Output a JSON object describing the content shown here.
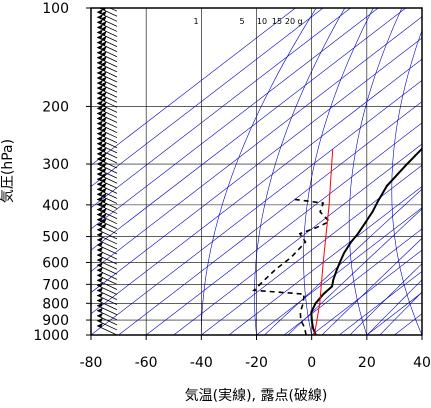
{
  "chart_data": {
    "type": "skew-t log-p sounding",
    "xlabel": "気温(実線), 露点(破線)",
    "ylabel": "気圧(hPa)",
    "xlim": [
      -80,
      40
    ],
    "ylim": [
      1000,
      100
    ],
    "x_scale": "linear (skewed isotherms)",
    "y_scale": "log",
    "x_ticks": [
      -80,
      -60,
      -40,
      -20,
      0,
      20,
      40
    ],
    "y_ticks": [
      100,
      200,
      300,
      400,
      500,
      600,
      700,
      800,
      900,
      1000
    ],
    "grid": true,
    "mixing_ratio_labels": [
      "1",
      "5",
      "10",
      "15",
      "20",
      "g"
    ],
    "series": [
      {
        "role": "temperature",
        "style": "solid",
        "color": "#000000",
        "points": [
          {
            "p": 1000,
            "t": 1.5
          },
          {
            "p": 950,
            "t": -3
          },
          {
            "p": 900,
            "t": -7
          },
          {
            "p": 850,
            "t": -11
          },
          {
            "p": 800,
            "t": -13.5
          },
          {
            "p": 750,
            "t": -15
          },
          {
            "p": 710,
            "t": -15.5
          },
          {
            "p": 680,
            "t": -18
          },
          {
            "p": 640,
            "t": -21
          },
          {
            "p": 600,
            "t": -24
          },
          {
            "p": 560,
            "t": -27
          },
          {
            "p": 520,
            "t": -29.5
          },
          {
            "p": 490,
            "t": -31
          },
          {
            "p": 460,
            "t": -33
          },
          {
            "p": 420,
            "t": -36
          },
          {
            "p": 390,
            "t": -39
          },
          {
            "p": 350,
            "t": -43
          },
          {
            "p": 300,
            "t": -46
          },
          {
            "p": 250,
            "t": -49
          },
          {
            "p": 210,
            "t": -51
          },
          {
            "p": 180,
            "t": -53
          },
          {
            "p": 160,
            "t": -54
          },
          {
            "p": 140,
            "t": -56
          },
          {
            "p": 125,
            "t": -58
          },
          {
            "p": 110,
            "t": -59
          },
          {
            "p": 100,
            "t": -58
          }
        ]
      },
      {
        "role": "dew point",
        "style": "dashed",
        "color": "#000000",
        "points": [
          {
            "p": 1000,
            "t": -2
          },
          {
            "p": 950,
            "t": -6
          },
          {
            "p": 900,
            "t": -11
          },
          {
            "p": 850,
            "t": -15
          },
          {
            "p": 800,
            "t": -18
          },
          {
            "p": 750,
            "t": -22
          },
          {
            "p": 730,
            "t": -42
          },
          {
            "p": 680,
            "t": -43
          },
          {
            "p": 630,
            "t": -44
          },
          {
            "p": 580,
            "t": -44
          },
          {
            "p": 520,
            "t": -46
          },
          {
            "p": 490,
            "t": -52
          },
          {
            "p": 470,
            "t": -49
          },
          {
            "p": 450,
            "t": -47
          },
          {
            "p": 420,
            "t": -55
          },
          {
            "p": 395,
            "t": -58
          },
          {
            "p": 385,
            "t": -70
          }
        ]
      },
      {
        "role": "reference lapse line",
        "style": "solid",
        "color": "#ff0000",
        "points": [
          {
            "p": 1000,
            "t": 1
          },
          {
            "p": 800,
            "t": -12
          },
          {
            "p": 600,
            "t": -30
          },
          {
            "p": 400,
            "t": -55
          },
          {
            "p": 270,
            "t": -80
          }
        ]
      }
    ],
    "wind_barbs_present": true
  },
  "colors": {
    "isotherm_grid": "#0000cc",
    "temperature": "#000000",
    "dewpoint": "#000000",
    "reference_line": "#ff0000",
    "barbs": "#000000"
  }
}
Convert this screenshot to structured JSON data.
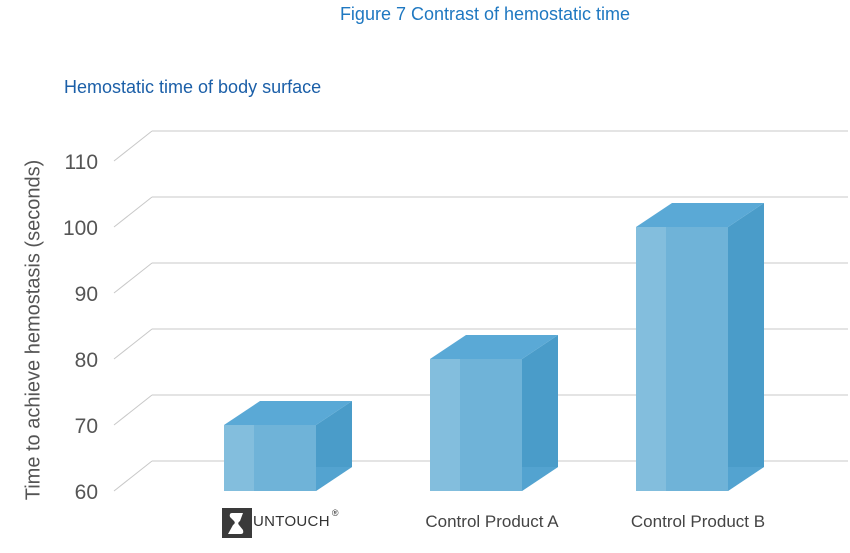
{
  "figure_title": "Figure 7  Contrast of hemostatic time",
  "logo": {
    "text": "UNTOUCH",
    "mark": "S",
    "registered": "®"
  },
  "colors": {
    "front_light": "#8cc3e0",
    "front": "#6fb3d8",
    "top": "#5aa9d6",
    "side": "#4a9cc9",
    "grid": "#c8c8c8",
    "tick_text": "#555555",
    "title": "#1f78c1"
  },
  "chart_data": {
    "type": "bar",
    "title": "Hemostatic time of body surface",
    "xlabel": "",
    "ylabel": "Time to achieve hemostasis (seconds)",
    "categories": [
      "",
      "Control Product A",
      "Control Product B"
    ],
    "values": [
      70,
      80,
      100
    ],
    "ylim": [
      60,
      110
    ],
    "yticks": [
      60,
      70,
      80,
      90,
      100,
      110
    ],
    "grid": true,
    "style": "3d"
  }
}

☆ ☆ ☆ ☆ ☆ ☆ ☆

--- Goal of the exercise ---
Track down every line with the word "Product" and copy it.

--- Written answer ---
      "Control Product A",
      "Control Product B"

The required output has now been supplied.